**Objective**: Write out the full listing again, exactly as it stands.

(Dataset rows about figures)
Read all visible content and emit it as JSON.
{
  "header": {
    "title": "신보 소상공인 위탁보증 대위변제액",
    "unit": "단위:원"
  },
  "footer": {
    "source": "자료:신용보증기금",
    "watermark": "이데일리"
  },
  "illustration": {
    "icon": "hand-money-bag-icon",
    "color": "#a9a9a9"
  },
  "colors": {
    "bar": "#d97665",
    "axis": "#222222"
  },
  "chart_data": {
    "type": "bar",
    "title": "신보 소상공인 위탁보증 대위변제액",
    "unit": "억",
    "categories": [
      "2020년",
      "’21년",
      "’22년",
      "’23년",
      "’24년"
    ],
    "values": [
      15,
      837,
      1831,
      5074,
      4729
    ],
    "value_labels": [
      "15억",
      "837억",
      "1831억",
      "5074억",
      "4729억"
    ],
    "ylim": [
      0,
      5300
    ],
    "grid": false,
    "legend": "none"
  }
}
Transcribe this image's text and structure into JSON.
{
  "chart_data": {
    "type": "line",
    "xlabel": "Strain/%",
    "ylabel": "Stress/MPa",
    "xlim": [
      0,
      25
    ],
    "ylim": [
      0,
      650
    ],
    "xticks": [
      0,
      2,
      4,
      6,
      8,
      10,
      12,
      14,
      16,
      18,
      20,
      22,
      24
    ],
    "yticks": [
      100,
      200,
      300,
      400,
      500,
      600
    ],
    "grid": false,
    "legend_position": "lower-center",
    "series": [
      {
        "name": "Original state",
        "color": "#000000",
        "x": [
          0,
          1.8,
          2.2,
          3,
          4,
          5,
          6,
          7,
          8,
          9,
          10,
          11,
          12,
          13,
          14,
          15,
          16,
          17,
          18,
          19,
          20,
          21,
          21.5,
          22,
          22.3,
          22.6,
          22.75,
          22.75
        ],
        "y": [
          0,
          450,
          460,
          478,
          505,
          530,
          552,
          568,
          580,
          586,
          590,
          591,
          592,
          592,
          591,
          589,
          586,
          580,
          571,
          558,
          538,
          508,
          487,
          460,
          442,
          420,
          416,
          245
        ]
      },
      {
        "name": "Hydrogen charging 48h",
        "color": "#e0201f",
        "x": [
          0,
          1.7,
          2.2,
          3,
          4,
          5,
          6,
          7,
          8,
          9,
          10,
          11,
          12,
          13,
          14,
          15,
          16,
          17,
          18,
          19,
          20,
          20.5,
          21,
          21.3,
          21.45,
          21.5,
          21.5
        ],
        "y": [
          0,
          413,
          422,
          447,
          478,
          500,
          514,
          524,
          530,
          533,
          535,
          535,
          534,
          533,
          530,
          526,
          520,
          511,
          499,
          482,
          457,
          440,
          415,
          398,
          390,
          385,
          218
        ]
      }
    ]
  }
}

**The solution**:
Read all visible content and emit it as JSON.
{
  "header": {
    "title": "신보 소상공인 위탁보증 대위변제액",
    "unit": "단위:원"
  },
  "footer": {
    "source": "자료:신용보증기금",
    "watermark": "이데일리"
  },
  "illustration": {
    "icon": "hand-money-bag-icon",
    "color": "#a9a9a9"
  },
  "colors": {
    "bar": "#d97665",
    "axis": "#222222"
  },
  "chart_data": {
    "type": "bar",
    "title": "신보 소상공인 위탁보증 대위변제액",
    "unit": "억",
    "categories": [
      "2020년",
      "’21년",
      "’22년",
      "’23년",
      "’24년"
    ],
    "values": [
      15,
      837,
      1831,
      5074,
      4729
    ],
    "value_labels": [
      "15억",
      "837억",
      "1831억",
      "5074억",
      "4729억"
    ],
    "ylim": [
      0,
      5300
    ],
    "grid": false,
    "legend": "none"
  }
}
Transcribe this image's text and structure into JSON.
{
  "chart_data": {
    "type": "line",
    "xlabel": "Strain/%",
    "ylabel": "Stress/MPa",
    "xlim": [
      0,
      25
    ],
    "ylim": [
      0,
      650
    ],
    "xticks": [
      0,
      2,
      4,
      6,
      8,
      10,
      12,
      14,
      16,
      18,
      20,
      22,
      24
    ],
    "yticks": [
      100,
      200,
      300,
      400,
      500,
      600
    ],
    "grid": false,
    "legend_position": "lower-center",
    "series": [
      {
        "name": "Original state",
        "color": "#000000",
        "x": [
          0,
          1.8,
          2.2,
          3,
          4,
          5,
          6,
          7,
          8,
          9,
          10,
          11,
          12,
          13,
          14,
          15,
          16,
          17,
          18,
          19,
          20,
          21,
          21.5,
          22,
          22.3,
          22.6,
          22.75,
          22.75
        ],
        "y": [
          0,
          450,
          460,
          478,
          505,
          530,
          552,
          568,
          580,
          586,
          590,
          591,
          592,
          592,
          591,
          589,
          586,
          580,
          571,
          558,
          538,
          508,
          487,
          460,
          442,
          420,
          416,
          245
        ]
      },
      {
        "name": "Hydrogen charging 48h",
        "color": "#e0201f",
        "x": [
          0,
          1.7,
          2.2,
          3,
          4,
          5,
          6,
          7,
          8,
          9,
          10,
          11,
          12,
          13,
          14,
          15,
          16,
          17,
          18,
          19,
          20,
          20.5,
          21,
          21.3,
          21.45,
          21.5,
          21.5
        ],
        "y": [
          0,
          413,
          422,
          447,
          478,
          500,
          514,
          524,
          530,
          533,
          535,
          535,
          534,
          533,
          530,
          526,
          520,
          511,
          499,
          482,
          457,
          440,
          415,
          398,
          390,
          385,
          218
        ]
      }
    ]
  }
}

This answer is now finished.